STATED GOAL - Scan the following material for the string "bolt" and copy each line in which it appears.

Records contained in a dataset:
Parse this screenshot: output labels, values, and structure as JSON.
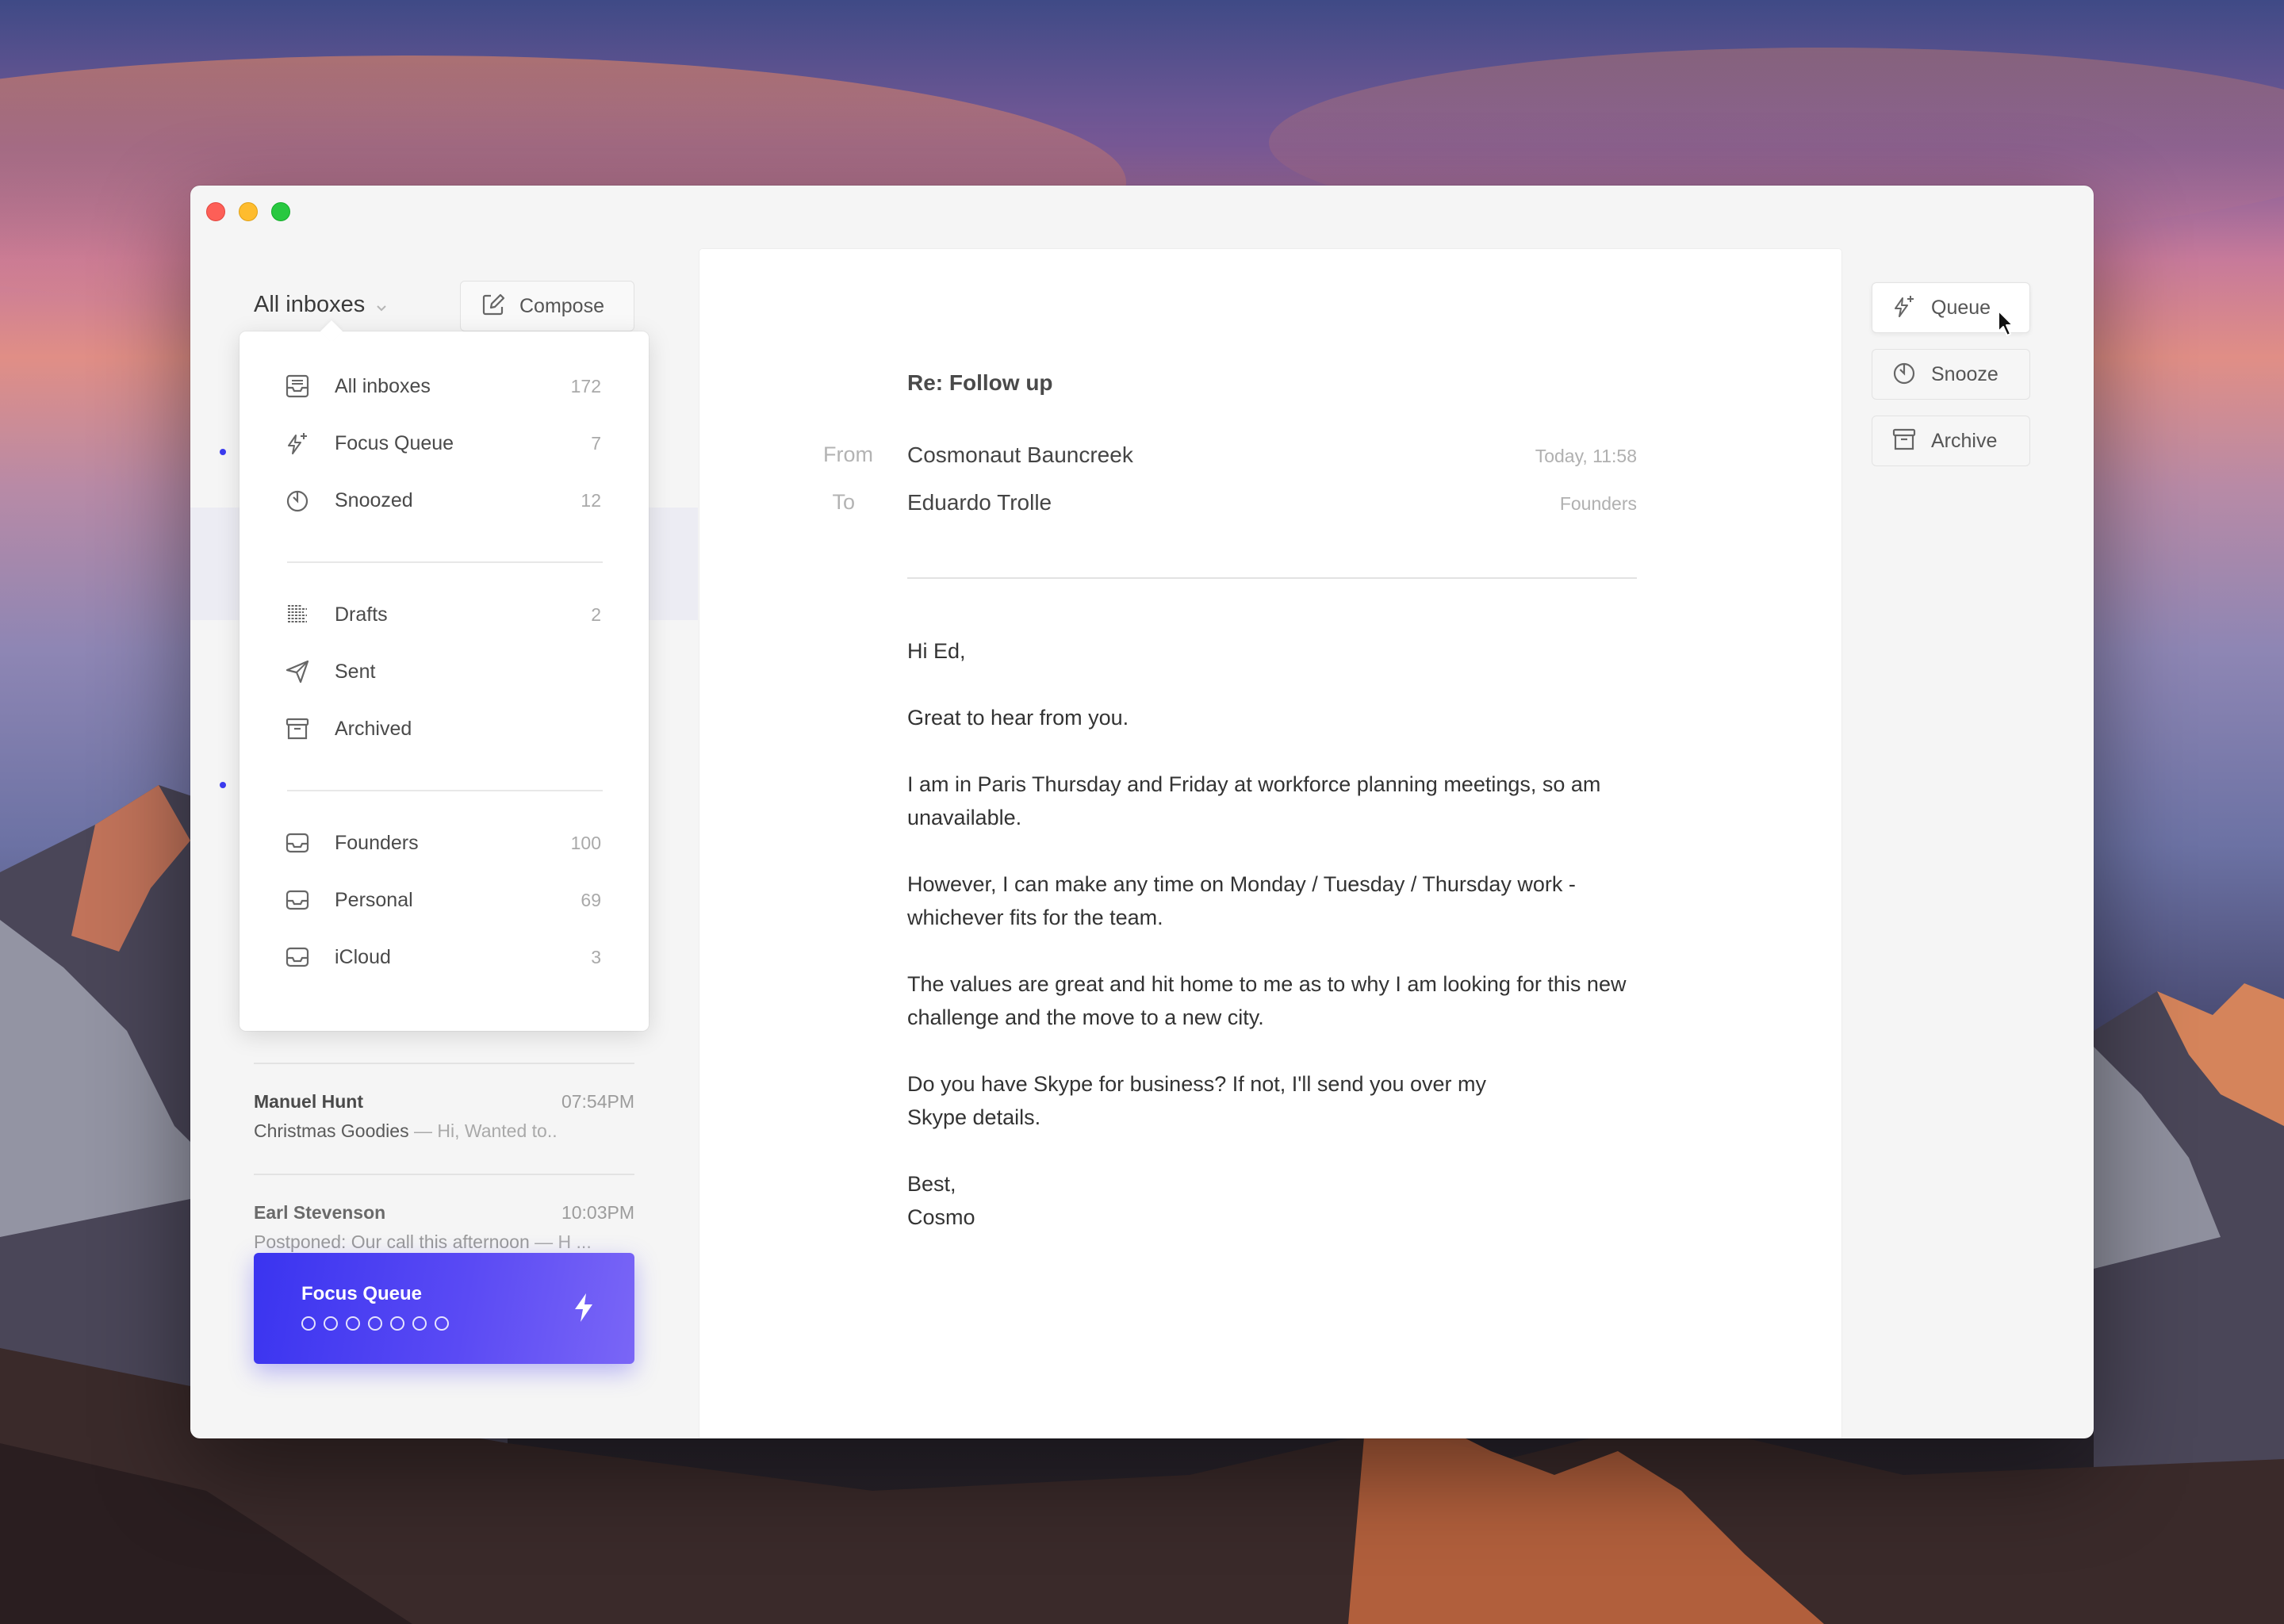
{
  "window": {
    "controls": [
      "close",
      "minimize",
      "zoom"
    ]
  },
  "sidebar": {
    "inbox_switcher": {
      "label": "All inboxes",
      "icon": "chevron-down-icon"
    },
    "compose": {
      "label": "Compose",
      "icon": "compose-icon"
    },
    "messages": [
      {
        "sender": "Manuel Hunt",
        "time": "07:54PM",
        "subject": "Christmas Goodies",
        "preview": "— Hi, Wanted to.."
      },
      {
        "sender": "Earl Stevenson",
        "time": "10:03PM",
        "subject": "Postponed: Our call this afternoon",
        "preview": "— H ..."
      }
    ],
    "focus_queue": {
      "title": "Focus Queue",
      "dots": 7,
      "icon": "bolt-icon"
    }
  },
  "dropdown": {
    "groups": [
      [
        {
          "label": "All inboxes",
          "count": "172",
          "icon": "inbox-icon"
        },
        {
          "label": "Focus Queue",
          "count": "7",
          "icon": "sparkle-bolt-icon"
        },
        {
          "label": "Snoozed",
          "count": "12",
          "icon": "timer-icon"
        }
      ],
      [
        {
          "label": "Drafts",
          "count": "2",
          "icon": "drafts-icon"
        },
        {
          "label": "Sent",
          "count": "",
          "icon": "paper-plane-icon"
        },
        {
          "label": "Archived",
          "count": "",
          "icon": "archive-icon"
        }
      ],
      [
        {
          "label": "Founders",
          "count": "100",
          "icon": "tray-icon"
        },
        {
          "label": "Personal",
          "count": "69",
          "icon": "tray-icon"
        },
        {
          "label": "iCloud",
          "count": "3",
          "icon": "tray-icon"
        }
      ]
    ]
  },
  "email": {
    "subject": "Re: Follow up",
    "from_label": "From",
    "from": "Cosmonaut Bauncreek",
    "timestamp": "Today, 11:58",
    "to_label": "To",
    "to": "Eduardo Trolle",
    "account": "Founders",
    "body": [
      "Hi Ed,",
      "Great to hear from you.",
      "I am in Paris Thursday and Friday at workforce planning meetings, so am unavailable.",
      "However, I can make any time on Monday / Tuesday / Thursday work - whichever fits for the team.",
      "The values are great and hit home to me as to why I am looking for this new challenge and the move to a new city.",
      "Do you have Skype for business? If not, I'll send you over my Skype details.",
      "Best,",
      "Cosmo"
    ]
  },
  "actions": {
    "queue": {
      "label": "Queue",
      "icon": "sparkle-bolt-icon"
    },
    "snooze": {
      "label": "Snooze",
      "icon": "timer-icon"
    },
    "archive": {
      "label": "Archive",
      "icon": "archive-icon"
    }
  },
  "colors": {
    "accent": "#3a34f0",
    "unread_dot": "#3c3cf0"
  }
}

OUTPUT FOR THIS TASK -
      "icon": "bolt-icon"
          "icon": "sparkle-bolt-icon"
      "icon": "sparkle-bolt-icon"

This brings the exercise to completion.